▶ Records from a dataset:
———
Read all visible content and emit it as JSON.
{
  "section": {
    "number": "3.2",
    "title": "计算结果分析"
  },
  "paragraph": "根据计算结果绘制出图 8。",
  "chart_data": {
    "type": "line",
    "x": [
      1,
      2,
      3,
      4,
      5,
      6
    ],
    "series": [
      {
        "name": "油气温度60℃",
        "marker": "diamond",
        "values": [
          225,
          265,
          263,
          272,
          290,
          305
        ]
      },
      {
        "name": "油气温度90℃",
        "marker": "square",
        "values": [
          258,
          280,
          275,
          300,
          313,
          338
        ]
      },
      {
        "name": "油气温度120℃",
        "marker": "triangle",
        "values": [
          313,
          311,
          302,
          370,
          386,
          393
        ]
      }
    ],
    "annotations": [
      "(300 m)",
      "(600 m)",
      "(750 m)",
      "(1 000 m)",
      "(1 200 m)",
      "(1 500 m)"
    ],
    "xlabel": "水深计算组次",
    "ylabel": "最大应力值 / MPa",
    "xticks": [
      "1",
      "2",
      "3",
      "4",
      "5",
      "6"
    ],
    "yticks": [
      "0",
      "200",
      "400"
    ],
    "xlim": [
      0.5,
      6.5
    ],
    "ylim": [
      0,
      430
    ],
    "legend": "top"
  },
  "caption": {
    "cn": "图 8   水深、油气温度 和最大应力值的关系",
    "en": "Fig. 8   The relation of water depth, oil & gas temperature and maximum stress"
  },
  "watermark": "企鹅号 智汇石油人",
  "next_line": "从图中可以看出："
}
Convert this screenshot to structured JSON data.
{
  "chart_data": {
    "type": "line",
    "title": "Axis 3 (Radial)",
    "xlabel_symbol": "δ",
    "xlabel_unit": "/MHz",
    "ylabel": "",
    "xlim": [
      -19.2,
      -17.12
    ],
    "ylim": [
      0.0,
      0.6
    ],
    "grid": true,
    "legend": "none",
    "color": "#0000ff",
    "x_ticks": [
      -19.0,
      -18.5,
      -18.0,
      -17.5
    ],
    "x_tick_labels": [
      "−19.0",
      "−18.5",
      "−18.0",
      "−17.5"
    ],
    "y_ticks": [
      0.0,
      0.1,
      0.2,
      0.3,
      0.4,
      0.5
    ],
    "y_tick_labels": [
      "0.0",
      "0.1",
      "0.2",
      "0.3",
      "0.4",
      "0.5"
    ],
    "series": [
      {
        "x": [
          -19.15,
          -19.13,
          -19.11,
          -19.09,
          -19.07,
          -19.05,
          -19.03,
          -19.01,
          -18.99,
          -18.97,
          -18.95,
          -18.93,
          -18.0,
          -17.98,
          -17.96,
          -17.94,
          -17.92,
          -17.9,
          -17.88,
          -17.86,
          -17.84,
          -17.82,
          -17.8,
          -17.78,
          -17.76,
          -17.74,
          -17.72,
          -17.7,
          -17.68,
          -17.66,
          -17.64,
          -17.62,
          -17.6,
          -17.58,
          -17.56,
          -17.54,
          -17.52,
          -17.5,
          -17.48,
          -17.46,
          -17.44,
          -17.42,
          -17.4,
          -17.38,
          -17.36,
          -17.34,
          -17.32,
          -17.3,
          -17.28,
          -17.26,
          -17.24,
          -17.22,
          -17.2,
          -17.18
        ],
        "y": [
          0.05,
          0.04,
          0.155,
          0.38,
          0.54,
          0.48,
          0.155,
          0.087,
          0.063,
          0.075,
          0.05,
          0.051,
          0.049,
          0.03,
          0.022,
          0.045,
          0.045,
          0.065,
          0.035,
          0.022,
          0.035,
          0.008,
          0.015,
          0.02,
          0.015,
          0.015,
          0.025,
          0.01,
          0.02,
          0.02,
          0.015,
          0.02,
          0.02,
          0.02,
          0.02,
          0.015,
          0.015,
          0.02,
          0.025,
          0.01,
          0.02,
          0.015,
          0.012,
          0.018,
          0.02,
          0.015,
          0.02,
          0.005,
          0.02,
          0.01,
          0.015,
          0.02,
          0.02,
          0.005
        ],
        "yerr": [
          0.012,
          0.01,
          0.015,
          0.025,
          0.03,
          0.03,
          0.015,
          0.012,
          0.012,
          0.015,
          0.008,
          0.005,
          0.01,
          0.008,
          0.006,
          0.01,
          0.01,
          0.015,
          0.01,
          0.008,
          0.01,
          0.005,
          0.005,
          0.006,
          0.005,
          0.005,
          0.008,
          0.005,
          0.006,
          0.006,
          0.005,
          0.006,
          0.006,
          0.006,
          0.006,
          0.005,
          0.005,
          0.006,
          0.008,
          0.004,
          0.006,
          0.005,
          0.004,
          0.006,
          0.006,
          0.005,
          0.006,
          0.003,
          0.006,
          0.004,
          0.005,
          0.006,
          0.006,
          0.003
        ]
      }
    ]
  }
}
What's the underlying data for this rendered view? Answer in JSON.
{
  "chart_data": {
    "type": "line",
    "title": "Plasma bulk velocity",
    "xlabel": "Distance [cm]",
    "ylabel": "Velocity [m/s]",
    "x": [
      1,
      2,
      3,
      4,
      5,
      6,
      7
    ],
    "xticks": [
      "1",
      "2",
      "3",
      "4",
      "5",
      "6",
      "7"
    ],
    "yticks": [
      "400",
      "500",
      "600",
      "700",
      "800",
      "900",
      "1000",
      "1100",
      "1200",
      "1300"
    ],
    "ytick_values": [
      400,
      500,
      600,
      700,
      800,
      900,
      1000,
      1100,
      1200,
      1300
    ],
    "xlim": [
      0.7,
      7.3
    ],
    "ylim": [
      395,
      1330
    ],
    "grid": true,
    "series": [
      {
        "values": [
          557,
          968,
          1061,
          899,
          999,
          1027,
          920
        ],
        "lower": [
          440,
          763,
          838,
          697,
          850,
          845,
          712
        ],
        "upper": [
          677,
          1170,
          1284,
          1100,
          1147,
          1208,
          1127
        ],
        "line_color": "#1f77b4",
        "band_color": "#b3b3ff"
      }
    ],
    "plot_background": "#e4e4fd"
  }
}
———
▶ EXERCISE BRIEF:
Print the listing above in its entirety, with every line exact.

▶ RESPONSE TO THE TASK:
Read all visible content and emit it as JSON.
{
  "section": {
    "number": "3.2",
    "title": "计算结果分析"
  },
  "paragraph": "根据计算结果绘制出图 8。",
  "chart_data": {
    "type": "line",
    "x": [
      1,
      2,
      3,
      4,
      5,
      6
    ],
    "series": [
      {
        "name": "油气温度60℃",
        "marker": "diamond",
        "values": [
          225,
          265,
          263,
          272,
          290,
          305
        ]
      },
      {
        "name": "油气温度90℃",
        "marker": "square",
        "values": [
          258,
          280,
          275,
          300,
          313,
          338
        ]
      },
      {
        "name": "油气温度120℃",
        "marker": "triangle",
        "values": [
          313,
          311,
          302,
          370,
          386,
          393
        ]
      }
    ],
    "annotations": [
      "(300 m)",
      "(600 m)",
      "(750 m)",
      "(1 000 m)",
      "(1 200 m)",
      "(1 500 m)"
    ],
    "xlabel": "水深计算组次",
    "ylabel": "最大应力值 / MPa",
    "xticks": [
      "1",
      "2",
      "3",
      "4",
      "5",
      "6"
    ],
    "yticks": [
      "0",
      "200",
      "400"
    ],
    "xlim": [
      0.5,
      6.5
    ],
    "ylim": [
      0,
      430
    ],
    "legend": "top"
  },
  "caption": {
    "cn": "图 8   水深、油气温度 和最大应力值的关系",
    "en": "Fig. 8   The relation of water depth, oil & gas temperature and maximum stress"
  },
  "watermark": "企鹅号 智汇石油人",
  "next_line": "从图中可以看出："
}
Convert this screenshot to structured JSON data.
{
  "chart_data": {
    "type": "line",
    "title": "Axis 3 (Radial)",
    "xlabel_symbol": "δ",
    "xlabel_unit": "/MHz",
    "ylabel": "",
    "xlim": [
      -19.2,
      -17.12
    ],
    "ylim": [
      0.0,
      0.6
    ],
    "grid": true,
    "legend": "none",
    "color": "#0000ff",
    "x_ticks": [
      -19.0,
      -18.5,
      -18.0,
      -17.5
    ],
    "x_tick_labels": [
      "−19.0",
      "−18.5",
      "−18.0",
      "−17.5"
    ],
    "y_ticks": [
      0.0,
      0.1,
      0.2,
      0.3,
      0.4,
      0.5
    ],
    "y_tick_labels": [
      "0.0",
      "0.1",
      "0.2",
      "0.3",
      "0.4",
      "0.5"
    ],
    "series": [
      {
        "x": [
          -19.15,
          -19.13,
          -19.11,
          -19.09,
          -19.07,
          -19.05,
          -19.03,
          -19.01,
          -18.99,
          -18.97,
          -18.95,
          -18.93,
          -18.0,
          -17.98,
          -17.96,
          -17.94,
          -17.92,
          -17.9,
          -17.88,
          -17.86,
          -17.84,
          -17.82,
          -17.8,
          -17.78,
          -17.76,
          -17.74,
          -17.72,
          -17.7,
          -17.68,
          -17.66,
          -17.64,
          -17.62,
          -17.6,
          -17.58,
          -17.56,
          -17.54,
          -17.52,
          -17.5,
          -17.48,
          -17.46,
          -17.44,
          -17.42,
          -17.4,
          -17.38,
          -17.36,
          -17.34,
          -17.32,
          -17.3,
          -17.28,
          -17.26,
          -17.24,
          -17.22,
          -17.2,
          -17.18
        ],
        "y": [
          0.05,
          0.04,
          0.155,
          0.38,
          0.54,
          0.48,
          0.155,
          0.087,
          0.063,
          0.075,
          0.05,
          0.051,
          0.049,
          0.03,
          0.022,
          0.045,
          0.045,
          0.065,
          0.035,
          0.022,
          0.035,
          0.008,
          0.015,
          0.02,
          0.015,
          0.015,
          0.025,
          0.01,
          0.02,
          0.02,
          0.015,
          0.02,
          0.02,
          0.02,
          0.02,
          0.015,
          0.015,
          0.02,
          0.025,
          0.01,
          0.02,
          0.015,
          0.012,
          0.018,
          0.02,
          0.015,
          0.02,
          0.005,
          0.02,
          0.01,
          0.015,
          0.02,
          0.02,
          0.005
        ],
        "yerr": [
          0.012,
          0.01,
          0.015,
          0.025,
          0.03,
          0.03,
          0.015,
          0.012,
          0.012,
          0.015,
          0.008,
          0.005,
          0.01,
          0.008,
          0.006,
          0.01,
          0.01,
          0.015,
          0.01,
          0.008,
          0.01,
          0.005,
          0.005,
          0.006,
          0.005,
          0.005,
          0.008,
          0.005,
          0.006,
          0.006,
          0.005,
          0.006,
          0.006,
          0.006,
          0.006,
          0.005,
          0.005,
          0.006,
          0.008,
          0.004,
          0.006,
          0.005,
          0.004,
          0.006,
          0.006,
          0.005,
          0.006,
          0.003,
          0.006,
          0.004,
          0.005,
          0.006,
          0.006,
          0.003
        ]
      }
    ]
  }
}
What's the underlying data for this rendered view? Answer in JSON.
{
  "chart_data": {
    "type": "line",
    "title": "Plasma bulk velocity",
    "xlabel": "Distance [cm]",
    "ylabel": "Velocity [m/s]",
    "x": [
      1,
      2,
      3,
      4,
      5,
      6,
      7
    ],
    "xticks": [
      "1",
      "2",
      "3",
      "4",
      "5",
      "6",
      "7"
    ],
    "yticks": [
      "400",
      "500",
      "600",
      "700",
      "800",
      "900",
      "1000",
      "1100",
      "1200",
      "1300"
    ],
    "ytick_values": [
      400,
      500,
      600,
      700,
      800,
      900,
      1000,
      1100,
      1200,
      1300
    ],
    "xlim": [
      0.7,
      7.3
    ],
    "ylim": [
      395,
      1330
    ],
    "grid": true,
    "series": [
      {
        "values": [
          557,
          968,
          1061,
          899,
          999,
          1027,
          920
        ],
        "lower": [
          440,
          763,
          838,
          697,
          850,
          845,
          712
        ],
        "upper": [
          677,
          1170,
          1284,
          1100,
          1147,
          1208,
          1127
        ],
        "line_color": "#1f77b4",
        "band_color": "#b3b3ff"
      }
    ],
    "plot_background": "#e4e4fd"
  }
}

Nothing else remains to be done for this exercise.